- SHORT TASK
Locate the word "content" in the material, then show every line that holds it.

===== GIVEN INFORMATION

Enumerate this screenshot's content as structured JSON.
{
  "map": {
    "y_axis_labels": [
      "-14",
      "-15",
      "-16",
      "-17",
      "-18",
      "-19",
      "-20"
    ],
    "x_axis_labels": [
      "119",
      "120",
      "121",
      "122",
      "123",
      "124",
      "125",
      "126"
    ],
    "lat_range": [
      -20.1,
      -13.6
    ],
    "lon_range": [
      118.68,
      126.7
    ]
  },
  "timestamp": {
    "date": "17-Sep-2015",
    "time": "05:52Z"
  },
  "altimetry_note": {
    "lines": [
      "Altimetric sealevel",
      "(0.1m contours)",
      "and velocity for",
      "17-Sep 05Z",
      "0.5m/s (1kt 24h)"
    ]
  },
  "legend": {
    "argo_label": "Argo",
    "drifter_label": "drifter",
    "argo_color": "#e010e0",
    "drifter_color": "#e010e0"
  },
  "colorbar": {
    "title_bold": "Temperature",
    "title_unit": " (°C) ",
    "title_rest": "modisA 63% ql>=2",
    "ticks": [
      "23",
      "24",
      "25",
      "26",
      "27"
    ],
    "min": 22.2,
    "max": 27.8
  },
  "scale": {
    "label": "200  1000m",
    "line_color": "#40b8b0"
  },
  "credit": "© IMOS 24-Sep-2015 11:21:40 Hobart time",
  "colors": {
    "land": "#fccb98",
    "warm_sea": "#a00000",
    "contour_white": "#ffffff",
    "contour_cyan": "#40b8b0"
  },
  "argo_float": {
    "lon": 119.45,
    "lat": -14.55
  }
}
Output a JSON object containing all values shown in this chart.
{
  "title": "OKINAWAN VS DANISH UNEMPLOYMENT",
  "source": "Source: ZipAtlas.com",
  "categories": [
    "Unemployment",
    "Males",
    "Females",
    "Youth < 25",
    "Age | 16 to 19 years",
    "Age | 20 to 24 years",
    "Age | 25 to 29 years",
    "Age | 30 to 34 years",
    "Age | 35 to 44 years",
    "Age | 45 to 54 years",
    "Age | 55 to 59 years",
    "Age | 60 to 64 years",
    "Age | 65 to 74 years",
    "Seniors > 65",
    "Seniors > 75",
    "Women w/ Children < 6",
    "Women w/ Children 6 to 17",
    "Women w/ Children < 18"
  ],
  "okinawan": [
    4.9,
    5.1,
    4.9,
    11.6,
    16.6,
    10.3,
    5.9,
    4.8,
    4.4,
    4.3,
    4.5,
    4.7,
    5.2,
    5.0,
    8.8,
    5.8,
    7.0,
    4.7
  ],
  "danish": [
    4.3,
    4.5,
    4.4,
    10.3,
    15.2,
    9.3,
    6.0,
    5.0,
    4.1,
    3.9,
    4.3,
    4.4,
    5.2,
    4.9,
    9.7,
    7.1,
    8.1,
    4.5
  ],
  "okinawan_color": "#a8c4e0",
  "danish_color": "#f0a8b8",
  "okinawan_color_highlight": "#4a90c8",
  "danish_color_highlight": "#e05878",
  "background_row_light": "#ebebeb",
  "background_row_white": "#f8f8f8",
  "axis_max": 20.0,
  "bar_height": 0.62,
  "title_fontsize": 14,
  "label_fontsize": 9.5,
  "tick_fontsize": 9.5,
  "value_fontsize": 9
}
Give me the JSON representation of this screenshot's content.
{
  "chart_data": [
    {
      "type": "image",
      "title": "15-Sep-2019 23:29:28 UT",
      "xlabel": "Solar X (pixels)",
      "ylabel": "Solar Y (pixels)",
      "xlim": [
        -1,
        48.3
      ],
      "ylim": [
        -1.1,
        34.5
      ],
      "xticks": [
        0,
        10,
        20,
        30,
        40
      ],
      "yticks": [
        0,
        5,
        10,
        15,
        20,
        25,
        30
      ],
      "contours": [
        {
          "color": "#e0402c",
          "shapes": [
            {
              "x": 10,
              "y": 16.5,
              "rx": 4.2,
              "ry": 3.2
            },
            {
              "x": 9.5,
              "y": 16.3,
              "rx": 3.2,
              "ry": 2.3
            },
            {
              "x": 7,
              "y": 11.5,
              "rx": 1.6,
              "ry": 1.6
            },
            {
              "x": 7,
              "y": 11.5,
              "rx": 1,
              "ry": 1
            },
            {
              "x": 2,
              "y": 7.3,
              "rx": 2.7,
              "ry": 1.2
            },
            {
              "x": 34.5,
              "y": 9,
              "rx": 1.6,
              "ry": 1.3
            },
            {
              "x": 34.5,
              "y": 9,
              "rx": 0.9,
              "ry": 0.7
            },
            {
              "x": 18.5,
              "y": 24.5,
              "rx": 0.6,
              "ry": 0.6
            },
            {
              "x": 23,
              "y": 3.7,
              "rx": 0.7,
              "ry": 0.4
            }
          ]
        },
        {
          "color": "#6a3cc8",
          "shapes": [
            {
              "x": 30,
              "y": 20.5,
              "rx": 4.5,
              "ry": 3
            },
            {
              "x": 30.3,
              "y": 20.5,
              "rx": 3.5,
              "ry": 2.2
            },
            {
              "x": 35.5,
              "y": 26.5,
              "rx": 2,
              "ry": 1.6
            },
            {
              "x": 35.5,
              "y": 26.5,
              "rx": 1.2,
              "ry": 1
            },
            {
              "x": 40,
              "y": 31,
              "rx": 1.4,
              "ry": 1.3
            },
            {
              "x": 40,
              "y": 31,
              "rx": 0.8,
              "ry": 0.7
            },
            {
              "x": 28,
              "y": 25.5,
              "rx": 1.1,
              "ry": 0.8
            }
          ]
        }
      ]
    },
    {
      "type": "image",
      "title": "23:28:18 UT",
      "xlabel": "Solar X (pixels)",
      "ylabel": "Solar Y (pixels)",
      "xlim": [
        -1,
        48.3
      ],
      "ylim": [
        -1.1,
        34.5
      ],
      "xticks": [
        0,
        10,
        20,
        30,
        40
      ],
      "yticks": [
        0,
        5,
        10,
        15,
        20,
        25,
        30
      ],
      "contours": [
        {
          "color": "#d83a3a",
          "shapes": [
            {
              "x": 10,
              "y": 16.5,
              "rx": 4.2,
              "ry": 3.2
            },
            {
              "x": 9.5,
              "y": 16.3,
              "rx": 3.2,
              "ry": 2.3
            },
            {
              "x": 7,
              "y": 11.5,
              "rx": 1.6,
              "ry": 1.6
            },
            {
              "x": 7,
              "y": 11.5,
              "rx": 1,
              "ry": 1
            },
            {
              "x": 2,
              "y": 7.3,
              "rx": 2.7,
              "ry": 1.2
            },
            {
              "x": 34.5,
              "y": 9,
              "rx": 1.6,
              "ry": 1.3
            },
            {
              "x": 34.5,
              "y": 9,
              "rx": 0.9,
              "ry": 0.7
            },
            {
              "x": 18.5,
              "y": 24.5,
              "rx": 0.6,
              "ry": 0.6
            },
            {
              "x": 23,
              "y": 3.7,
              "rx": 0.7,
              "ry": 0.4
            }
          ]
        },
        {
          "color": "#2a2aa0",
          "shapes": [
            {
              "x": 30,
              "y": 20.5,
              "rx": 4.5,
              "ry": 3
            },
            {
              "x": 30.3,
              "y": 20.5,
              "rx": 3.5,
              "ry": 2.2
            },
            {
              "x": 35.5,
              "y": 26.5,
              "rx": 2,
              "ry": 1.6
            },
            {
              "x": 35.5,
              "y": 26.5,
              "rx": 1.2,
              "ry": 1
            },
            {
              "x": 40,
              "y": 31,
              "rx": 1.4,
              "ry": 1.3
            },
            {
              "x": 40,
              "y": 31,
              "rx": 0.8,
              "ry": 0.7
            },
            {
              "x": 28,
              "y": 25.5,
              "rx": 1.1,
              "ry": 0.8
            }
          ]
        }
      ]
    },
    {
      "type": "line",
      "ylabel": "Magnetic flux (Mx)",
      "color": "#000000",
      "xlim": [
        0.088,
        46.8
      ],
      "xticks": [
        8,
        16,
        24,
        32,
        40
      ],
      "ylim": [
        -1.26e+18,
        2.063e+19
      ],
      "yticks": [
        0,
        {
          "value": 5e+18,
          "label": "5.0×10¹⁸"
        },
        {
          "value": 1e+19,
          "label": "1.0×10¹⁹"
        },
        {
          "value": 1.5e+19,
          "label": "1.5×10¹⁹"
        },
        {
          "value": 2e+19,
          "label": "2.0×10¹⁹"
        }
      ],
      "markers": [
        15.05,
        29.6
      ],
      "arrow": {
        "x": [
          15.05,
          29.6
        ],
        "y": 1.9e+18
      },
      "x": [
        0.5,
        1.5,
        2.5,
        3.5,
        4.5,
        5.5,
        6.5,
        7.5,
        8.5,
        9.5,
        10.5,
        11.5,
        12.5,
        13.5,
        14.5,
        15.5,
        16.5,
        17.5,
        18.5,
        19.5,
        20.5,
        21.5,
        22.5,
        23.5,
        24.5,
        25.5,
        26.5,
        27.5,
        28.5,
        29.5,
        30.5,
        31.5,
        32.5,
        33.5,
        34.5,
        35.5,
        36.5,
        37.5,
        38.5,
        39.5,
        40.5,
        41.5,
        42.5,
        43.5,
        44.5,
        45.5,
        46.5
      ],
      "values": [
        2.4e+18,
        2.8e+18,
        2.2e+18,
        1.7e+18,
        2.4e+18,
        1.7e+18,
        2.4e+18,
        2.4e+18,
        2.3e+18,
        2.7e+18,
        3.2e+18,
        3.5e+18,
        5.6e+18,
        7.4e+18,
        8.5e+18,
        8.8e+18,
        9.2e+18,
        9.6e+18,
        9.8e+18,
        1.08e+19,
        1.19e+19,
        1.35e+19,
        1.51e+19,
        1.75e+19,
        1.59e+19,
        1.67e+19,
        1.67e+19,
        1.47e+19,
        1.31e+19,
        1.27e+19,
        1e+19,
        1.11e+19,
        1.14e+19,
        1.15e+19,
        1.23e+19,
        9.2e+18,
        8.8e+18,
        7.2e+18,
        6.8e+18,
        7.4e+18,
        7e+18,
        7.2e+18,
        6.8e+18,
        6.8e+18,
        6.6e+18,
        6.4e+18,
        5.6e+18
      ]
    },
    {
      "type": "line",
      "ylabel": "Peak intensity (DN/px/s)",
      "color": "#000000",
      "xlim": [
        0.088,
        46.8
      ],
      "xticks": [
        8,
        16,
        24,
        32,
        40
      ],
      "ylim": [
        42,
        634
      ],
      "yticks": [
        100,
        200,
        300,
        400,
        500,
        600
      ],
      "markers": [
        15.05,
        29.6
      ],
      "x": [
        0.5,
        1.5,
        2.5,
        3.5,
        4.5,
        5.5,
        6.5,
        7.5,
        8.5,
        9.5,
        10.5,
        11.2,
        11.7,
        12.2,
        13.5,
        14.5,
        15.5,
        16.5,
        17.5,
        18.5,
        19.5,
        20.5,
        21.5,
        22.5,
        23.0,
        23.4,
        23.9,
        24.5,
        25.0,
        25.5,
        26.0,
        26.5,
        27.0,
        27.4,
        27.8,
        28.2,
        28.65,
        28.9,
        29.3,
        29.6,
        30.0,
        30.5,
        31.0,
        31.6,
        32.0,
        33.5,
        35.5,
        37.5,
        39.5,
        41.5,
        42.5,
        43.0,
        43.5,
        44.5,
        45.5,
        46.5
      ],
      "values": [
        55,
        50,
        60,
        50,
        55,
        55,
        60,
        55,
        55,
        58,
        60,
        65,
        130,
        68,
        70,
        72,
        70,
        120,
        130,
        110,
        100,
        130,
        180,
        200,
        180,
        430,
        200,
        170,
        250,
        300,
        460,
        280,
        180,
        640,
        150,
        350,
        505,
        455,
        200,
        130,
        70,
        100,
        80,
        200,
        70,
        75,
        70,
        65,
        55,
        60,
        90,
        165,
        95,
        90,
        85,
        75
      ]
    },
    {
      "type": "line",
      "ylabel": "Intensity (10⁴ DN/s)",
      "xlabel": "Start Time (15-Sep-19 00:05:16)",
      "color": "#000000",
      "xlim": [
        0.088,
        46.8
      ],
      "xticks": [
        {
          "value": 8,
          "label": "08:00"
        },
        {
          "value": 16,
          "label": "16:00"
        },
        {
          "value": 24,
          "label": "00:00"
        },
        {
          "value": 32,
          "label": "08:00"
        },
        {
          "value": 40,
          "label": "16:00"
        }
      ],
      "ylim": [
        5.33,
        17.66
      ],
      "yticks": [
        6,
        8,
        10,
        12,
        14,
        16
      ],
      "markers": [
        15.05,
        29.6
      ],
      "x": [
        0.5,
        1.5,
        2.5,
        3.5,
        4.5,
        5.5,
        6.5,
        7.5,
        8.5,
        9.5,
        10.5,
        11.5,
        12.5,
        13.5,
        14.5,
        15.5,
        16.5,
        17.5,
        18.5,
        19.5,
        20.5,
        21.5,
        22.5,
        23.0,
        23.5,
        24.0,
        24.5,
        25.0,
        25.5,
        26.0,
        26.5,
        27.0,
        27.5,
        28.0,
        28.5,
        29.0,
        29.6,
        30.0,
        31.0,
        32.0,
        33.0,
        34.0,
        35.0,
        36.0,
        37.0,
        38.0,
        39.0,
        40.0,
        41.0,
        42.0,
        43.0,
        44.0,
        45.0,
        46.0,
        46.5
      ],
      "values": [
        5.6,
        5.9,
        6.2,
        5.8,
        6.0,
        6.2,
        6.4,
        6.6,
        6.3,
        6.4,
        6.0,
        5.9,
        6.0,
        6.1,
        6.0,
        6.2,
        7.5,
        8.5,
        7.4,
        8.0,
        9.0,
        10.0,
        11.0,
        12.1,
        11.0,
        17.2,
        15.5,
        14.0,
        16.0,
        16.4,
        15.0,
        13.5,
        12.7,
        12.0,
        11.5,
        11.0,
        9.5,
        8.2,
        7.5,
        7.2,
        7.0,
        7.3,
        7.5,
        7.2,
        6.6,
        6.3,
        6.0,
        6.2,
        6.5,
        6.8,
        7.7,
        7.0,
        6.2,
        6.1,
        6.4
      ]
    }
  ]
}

==========

- ANSWER FOR THE TASK
Enumerate this screenshot's content as structured JSON.
Give me the JSON representation of this screenshot's content.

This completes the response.